Records contained in a dataset
- - - -

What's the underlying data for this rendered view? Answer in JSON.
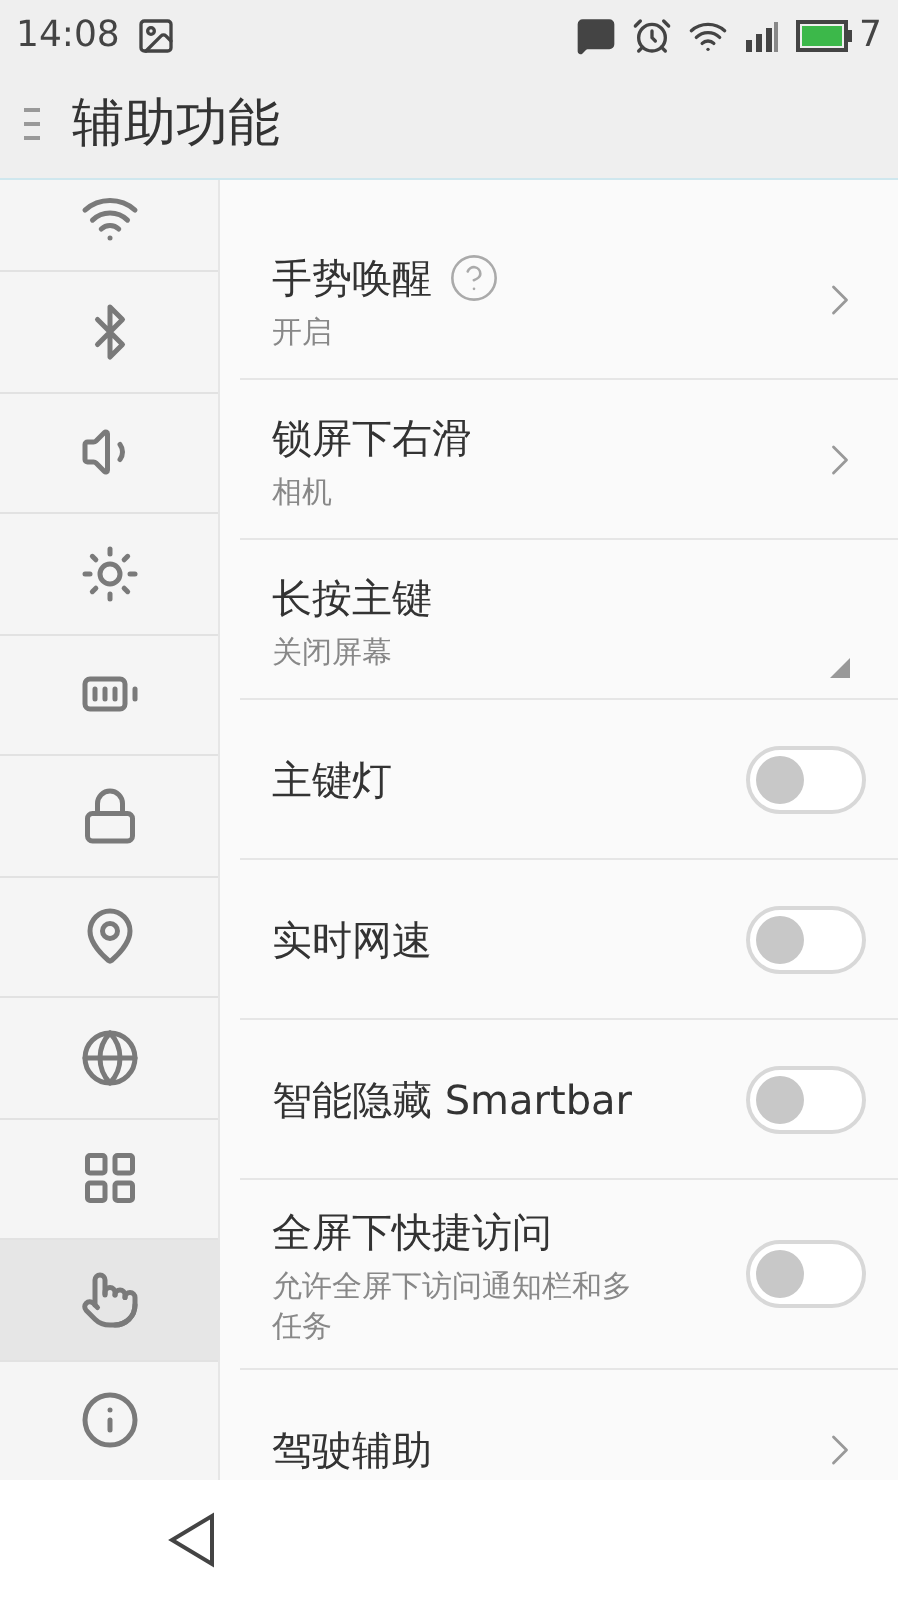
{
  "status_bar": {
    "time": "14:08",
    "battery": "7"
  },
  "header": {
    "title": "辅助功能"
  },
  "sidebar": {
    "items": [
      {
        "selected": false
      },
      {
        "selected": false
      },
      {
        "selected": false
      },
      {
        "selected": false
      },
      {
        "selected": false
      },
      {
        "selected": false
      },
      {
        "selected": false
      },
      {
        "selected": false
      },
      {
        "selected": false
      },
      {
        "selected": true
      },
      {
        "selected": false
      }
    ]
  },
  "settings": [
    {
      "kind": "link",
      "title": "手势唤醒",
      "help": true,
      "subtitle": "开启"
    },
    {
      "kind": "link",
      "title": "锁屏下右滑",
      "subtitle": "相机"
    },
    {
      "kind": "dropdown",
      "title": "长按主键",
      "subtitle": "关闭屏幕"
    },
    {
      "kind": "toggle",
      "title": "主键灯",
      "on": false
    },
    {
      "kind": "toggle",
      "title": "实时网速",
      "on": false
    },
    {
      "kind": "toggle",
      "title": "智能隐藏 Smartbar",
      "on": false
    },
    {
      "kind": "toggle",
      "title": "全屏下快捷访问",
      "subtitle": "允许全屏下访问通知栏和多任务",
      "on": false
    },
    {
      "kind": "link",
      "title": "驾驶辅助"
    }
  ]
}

- - - -

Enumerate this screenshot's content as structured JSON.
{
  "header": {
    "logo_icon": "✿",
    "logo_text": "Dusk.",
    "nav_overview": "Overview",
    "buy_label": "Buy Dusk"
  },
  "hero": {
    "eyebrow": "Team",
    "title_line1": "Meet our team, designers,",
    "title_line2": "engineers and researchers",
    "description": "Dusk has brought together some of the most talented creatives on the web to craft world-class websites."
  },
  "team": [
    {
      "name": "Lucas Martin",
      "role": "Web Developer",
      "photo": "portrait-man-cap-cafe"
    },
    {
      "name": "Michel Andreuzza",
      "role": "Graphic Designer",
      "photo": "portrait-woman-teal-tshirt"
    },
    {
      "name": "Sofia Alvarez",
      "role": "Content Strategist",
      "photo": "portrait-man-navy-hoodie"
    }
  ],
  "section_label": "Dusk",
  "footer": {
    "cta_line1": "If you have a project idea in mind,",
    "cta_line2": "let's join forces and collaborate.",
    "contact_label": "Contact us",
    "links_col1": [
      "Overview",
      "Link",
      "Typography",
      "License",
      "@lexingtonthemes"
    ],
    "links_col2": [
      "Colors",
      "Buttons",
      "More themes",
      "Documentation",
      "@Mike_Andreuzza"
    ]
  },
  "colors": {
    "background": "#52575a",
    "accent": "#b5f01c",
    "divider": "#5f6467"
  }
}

- - - -

STATED PROBLEM
In the listing, find every line with the word "name" and state how many there are, nothing more.

COMPLETED EXERCISE
3